(EXERCISE DATA)
»»

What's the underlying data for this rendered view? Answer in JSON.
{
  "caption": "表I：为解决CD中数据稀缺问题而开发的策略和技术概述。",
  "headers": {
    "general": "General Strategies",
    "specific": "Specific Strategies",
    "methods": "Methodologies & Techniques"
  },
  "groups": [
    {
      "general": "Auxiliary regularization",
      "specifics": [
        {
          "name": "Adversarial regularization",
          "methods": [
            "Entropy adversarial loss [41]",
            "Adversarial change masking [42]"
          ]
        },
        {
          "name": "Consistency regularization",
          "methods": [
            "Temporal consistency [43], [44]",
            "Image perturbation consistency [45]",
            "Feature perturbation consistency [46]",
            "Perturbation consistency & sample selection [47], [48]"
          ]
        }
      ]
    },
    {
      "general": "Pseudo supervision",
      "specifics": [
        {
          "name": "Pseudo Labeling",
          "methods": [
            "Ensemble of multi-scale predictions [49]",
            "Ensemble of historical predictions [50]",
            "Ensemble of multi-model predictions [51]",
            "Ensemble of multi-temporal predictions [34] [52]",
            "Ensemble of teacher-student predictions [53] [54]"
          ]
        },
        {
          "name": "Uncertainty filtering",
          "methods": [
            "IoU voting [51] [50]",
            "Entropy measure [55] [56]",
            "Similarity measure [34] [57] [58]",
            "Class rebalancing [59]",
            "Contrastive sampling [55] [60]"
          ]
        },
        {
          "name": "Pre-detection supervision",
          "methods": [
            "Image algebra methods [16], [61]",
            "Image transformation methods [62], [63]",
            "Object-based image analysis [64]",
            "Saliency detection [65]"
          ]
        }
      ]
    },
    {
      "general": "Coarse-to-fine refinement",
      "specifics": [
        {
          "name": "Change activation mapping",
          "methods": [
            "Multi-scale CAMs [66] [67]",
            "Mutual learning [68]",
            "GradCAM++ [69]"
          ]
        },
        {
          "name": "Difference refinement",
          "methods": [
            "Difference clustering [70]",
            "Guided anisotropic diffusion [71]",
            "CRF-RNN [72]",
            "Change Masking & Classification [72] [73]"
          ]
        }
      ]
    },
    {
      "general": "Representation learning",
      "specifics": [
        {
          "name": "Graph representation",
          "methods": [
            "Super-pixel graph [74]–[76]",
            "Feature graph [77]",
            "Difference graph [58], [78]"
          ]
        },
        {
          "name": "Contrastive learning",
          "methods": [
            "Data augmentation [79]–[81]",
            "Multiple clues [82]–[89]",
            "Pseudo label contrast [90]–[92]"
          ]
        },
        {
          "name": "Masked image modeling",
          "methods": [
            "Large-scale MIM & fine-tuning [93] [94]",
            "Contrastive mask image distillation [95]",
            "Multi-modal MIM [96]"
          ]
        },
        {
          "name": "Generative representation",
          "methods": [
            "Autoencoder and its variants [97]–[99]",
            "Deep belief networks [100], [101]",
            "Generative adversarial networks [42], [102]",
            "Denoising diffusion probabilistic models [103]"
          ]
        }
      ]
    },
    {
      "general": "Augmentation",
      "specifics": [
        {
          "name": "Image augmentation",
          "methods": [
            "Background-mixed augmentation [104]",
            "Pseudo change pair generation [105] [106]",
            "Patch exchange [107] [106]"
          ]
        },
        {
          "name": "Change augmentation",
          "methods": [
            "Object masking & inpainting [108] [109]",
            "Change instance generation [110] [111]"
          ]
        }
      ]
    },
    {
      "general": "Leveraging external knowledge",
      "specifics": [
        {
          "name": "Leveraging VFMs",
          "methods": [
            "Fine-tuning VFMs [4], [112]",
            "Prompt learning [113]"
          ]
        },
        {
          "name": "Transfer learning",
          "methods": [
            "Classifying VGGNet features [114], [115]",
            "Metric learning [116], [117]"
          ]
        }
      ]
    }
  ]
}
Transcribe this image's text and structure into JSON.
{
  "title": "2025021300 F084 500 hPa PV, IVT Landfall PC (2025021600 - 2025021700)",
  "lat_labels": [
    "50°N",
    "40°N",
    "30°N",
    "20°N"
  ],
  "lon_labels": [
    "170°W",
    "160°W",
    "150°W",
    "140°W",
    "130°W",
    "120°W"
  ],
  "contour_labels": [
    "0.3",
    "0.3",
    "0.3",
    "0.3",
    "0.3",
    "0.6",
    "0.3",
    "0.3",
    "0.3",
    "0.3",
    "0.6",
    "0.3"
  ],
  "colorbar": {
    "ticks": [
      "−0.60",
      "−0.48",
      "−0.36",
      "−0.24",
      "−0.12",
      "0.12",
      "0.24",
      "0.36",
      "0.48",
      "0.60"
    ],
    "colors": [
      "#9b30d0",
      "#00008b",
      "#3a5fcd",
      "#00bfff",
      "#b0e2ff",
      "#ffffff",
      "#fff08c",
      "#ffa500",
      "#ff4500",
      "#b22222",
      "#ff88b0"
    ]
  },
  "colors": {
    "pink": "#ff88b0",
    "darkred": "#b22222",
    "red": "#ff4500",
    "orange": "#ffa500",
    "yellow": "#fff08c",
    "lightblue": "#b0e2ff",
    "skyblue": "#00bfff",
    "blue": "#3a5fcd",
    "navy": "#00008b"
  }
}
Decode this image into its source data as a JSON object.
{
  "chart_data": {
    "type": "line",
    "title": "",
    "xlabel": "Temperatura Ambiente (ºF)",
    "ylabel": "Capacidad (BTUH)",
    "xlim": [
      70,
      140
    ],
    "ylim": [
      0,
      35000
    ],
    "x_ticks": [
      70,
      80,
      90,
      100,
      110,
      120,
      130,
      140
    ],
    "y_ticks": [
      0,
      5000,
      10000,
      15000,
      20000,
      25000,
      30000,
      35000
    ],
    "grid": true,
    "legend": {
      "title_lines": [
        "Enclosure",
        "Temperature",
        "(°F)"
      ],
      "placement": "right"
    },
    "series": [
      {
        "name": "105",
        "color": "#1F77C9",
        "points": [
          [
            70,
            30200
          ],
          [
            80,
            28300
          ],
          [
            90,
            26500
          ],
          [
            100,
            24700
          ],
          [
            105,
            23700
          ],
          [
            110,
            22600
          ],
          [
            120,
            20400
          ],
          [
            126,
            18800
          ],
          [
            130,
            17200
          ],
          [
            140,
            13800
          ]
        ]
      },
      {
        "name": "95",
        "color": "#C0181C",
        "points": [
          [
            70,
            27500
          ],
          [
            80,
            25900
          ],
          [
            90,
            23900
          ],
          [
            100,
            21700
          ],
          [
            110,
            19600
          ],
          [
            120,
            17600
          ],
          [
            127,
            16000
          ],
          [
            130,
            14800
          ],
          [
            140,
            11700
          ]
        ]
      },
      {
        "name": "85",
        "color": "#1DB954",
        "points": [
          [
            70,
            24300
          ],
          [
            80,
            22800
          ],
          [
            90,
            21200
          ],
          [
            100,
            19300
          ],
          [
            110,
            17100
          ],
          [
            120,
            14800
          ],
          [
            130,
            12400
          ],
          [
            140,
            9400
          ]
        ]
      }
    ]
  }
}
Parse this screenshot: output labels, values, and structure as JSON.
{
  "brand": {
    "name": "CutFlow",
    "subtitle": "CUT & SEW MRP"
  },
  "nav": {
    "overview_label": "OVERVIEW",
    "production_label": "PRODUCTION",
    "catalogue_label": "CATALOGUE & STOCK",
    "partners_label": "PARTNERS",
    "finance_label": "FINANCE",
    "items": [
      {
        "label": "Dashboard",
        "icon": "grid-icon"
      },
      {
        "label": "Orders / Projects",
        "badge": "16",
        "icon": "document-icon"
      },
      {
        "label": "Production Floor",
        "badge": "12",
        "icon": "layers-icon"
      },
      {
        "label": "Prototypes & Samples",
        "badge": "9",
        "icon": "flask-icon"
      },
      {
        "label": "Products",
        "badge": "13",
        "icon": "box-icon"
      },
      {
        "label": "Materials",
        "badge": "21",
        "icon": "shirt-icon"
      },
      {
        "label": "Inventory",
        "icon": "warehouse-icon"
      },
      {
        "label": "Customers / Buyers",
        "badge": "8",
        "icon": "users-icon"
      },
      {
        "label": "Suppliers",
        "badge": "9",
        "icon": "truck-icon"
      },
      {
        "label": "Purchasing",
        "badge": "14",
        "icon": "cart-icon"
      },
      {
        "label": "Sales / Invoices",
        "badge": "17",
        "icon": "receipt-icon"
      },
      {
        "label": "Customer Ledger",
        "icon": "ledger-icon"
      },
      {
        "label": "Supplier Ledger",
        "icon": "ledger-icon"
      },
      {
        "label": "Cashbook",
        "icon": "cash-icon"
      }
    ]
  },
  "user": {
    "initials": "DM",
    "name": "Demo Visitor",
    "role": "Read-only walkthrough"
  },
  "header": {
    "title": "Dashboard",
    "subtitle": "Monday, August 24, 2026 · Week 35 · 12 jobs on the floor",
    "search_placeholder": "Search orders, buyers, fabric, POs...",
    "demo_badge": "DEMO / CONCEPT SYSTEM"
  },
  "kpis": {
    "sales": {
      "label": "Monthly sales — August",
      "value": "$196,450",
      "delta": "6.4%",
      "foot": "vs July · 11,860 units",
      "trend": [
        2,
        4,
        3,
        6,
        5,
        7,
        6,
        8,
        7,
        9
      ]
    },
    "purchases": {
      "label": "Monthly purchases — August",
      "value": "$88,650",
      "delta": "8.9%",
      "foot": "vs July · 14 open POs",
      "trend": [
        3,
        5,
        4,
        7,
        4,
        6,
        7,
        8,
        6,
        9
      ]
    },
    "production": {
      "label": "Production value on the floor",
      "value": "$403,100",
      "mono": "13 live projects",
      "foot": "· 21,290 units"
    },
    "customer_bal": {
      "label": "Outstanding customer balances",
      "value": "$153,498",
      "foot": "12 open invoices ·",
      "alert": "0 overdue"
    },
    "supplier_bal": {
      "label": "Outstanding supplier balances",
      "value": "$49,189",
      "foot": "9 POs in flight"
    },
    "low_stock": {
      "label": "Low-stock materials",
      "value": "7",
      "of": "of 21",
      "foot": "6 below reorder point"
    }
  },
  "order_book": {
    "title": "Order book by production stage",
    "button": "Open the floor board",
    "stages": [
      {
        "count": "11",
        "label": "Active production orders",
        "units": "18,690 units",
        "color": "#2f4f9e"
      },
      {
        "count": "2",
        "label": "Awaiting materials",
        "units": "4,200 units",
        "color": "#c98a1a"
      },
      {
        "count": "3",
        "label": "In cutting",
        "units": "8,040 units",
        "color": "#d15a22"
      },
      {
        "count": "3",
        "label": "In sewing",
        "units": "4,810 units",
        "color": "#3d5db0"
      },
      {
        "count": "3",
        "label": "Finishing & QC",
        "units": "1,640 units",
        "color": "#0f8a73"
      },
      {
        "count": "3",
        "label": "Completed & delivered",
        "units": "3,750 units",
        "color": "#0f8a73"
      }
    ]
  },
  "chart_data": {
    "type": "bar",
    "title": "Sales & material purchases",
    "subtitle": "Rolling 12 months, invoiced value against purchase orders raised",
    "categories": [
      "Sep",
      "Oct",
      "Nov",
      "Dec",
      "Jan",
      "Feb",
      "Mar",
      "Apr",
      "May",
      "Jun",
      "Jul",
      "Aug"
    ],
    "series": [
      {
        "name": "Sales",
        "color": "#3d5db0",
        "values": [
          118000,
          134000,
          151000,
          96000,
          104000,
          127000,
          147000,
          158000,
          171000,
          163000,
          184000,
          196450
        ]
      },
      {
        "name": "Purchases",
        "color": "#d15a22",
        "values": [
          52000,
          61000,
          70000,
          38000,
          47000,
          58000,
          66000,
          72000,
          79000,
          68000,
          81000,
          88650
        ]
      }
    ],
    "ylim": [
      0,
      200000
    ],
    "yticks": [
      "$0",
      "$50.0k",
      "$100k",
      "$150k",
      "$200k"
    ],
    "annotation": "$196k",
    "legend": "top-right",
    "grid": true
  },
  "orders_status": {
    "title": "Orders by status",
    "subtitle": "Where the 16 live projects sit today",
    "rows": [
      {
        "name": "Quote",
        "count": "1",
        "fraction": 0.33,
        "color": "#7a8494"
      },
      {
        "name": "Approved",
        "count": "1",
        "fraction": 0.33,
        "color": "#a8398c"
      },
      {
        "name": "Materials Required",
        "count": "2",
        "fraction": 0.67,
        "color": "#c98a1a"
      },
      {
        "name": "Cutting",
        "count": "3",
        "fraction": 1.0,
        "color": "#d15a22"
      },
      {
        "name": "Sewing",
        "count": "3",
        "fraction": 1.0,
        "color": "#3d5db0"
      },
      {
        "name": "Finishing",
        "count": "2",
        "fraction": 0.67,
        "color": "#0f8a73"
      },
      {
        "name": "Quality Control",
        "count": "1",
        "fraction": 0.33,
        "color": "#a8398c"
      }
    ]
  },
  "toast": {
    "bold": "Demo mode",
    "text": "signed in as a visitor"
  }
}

««

(TASK INSTRUCTIONS) In the records above, find each line with the word "subtitle" and copy it.

(ANSWER TO THE PROBLEM)
    "subtitle": "CUT & SEW MRP"
    "subtitle": "Monday, August 24, 2026 · Week 35 · 12 jobs on the floor",
    "subtitle": "Rolling 12 months, invoiced value against purchase orders raised",
    "subtitle": "Where the 16 live projects sit today",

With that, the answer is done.